[Data extracted from a collection]
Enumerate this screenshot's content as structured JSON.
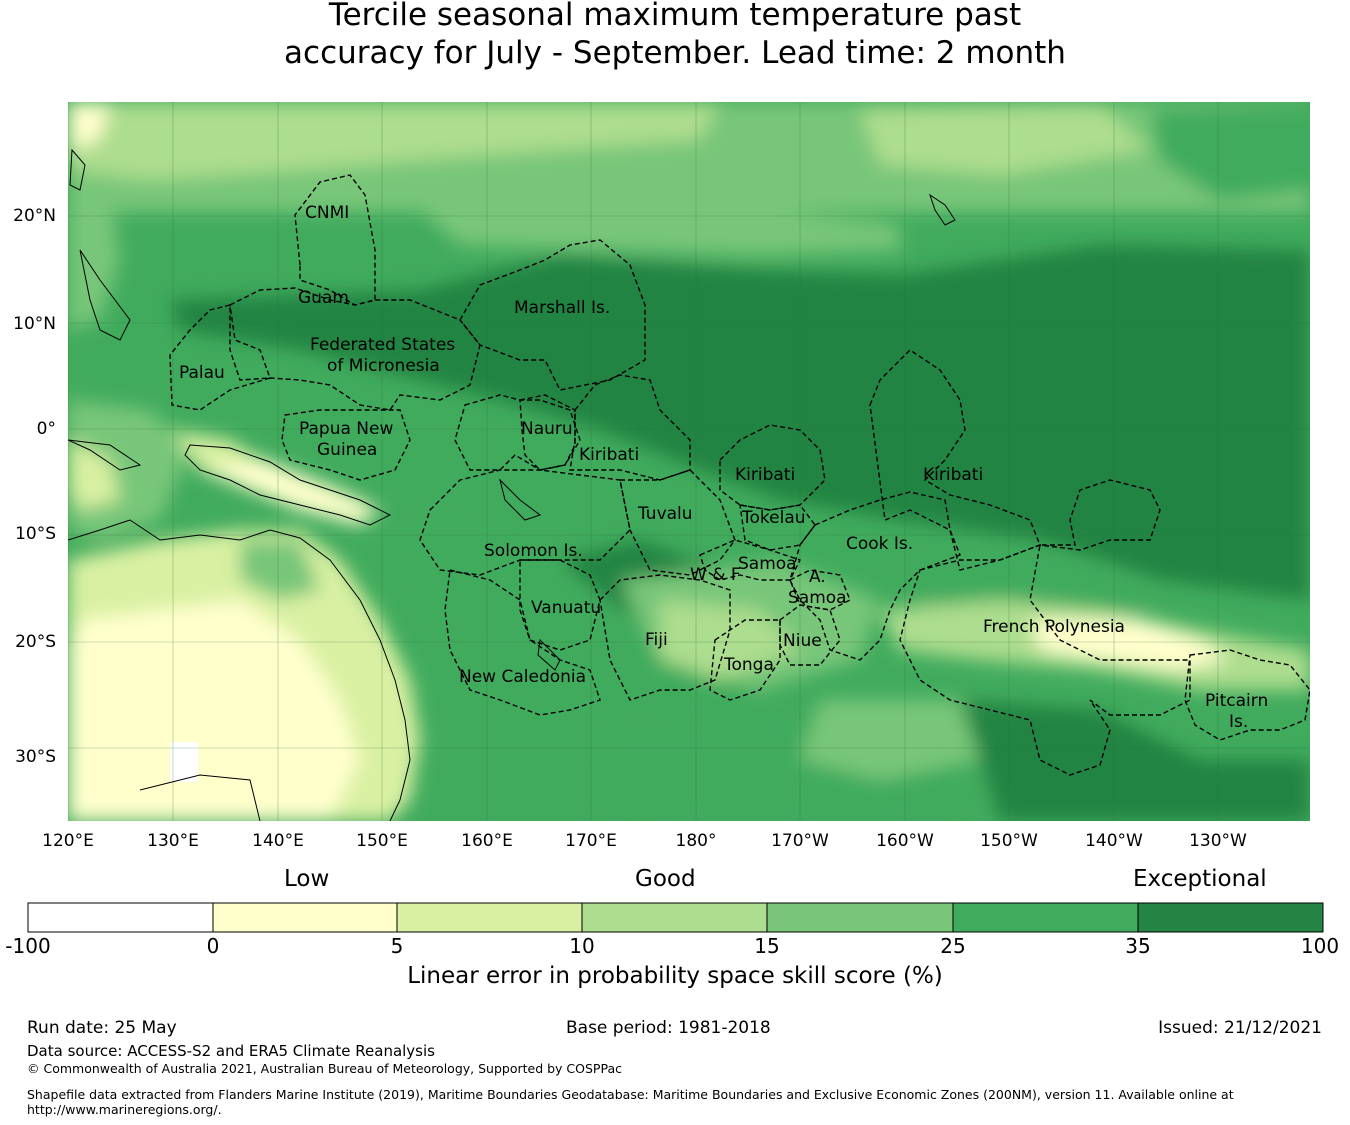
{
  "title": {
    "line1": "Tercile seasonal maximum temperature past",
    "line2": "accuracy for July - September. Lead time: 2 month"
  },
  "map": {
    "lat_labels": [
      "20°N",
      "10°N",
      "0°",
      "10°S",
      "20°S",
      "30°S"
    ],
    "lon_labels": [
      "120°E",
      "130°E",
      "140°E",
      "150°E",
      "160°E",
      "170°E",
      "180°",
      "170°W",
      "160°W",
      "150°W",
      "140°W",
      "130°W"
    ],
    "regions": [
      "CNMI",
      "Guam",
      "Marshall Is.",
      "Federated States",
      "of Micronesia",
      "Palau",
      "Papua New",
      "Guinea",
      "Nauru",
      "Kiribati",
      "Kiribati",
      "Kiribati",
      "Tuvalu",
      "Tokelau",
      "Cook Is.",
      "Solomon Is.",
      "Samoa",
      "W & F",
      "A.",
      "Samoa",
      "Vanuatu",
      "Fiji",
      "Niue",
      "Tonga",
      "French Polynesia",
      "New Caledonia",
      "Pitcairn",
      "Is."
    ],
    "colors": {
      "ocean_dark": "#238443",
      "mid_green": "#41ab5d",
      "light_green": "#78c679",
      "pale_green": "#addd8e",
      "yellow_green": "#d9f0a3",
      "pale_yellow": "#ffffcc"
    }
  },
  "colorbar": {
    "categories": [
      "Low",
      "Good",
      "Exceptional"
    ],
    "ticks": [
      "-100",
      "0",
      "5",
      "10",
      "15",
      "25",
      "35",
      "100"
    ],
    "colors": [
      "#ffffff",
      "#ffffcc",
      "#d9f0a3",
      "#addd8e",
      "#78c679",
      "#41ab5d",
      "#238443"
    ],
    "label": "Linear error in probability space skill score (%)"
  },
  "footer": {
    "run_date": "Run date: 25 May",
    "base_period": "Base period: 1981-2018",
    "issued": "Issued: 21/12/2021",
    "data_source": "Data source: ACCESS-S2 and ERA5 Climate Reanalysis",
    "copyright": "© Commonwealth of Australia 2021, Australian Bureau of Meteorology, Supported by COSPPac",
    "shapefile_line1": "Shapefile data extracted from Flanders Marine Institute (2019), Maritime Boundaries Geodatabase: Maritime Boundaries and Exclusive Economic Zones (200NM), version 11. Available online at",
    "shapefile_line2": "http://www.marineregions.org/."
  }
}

» **WHAT YOU ARE ASKED TO DO**
Repeat the material above word for word and skip every image in it.

» **EXPECTED ANSWER**
Enumerate this screenshot's content as structured JSON.
{
  "title": {
    "line1": "Tercile seasonal maximum temperature past",
    "line2": "accuracy for July - September. Lead time: 2 month"
  },
  "map": {
    "lat_labels": [
      "20°N",
      "10°N",
      "0°",
      "10°S",
      "20°S",
      "30°S"
    ],
    "lon_labels": [
      "120°E",
      "130°E",
      "140°E",
      "150°E",
      "160°E",
      "170°E",
      "180°",
      "170°W",
      "160°W",
      "150°W",
      "140°W",
      "130°W"
    ],
    "regions": [
      "CNMI",
      "Guam",
      "Marshall Is.",
      "Federated States",
      "of Micronesia",
      "Palau",
      "Papua New",
      "Guinea",
      "Nauru",
      "Kiribati",
      "Kiribati",
      "Kiribati",
      "Tuvalu",
      "Tokelau",
      "Cook Is.",
      "Solomon Is.",
      "Samoa",
      "W & F",
      "A.",
      "Samoa",
      "Vanuatu",
      "Fiji",
      "Niue",
      "Tonga",
      "French Polynesia",
      "New Caledonia",
      "Pitcairn",
      "Is."
    ],
    "colors": {
      "ocean_dark": "#238443",
      "mid_green": "#41ab5d",
      "light_green": "#78c679",
      "pale_green": "#addd8e",
      "yellow_green": "#d9f0a3",
      "pale_yellow": "#ffffcc"
    }
  },
  "colorbar": {
    "categories": [
      "Low",
      "Good",
      "Exceptional"
    ],
    "ticks": [
      "-100",
      "0",
      "5",
      "10",
      "15",
      "25",
      "35",
      "100"
    ],
    "colors": [
      "#ffffff",
      "#ffffcc",
      "#d9f0a3",
      "#addd8e",
      "#78c679",
      "#41ab5d",
      "#238443"
    ],
    "label": "Linear error in probability space skill score (%)"
  },
  "footer": {
    "run_date": "Run date: 25 May",
    "base_period": "Base period: 1981-2018",
    "issued": "Issued: 21/12/2021",
    "data_source": "Data source: ACCESS-S2 and ERA5 Climate Reanalysis",
    "copyright": "© Commonwealth of Australia 2021, Australian Bureau of Meteorology, Supported by COSPPac",
    "shapefile_line1": "Shapefile data extracted from Flanders Marine Institute (2019), Maritime Boundaries Geodatabase: Maritime Boundaries and Exclusive Economic Zones (200NM), version 11. Available online at",
    "shapefile_line2": "http://www.marineregions.org/."
  }
}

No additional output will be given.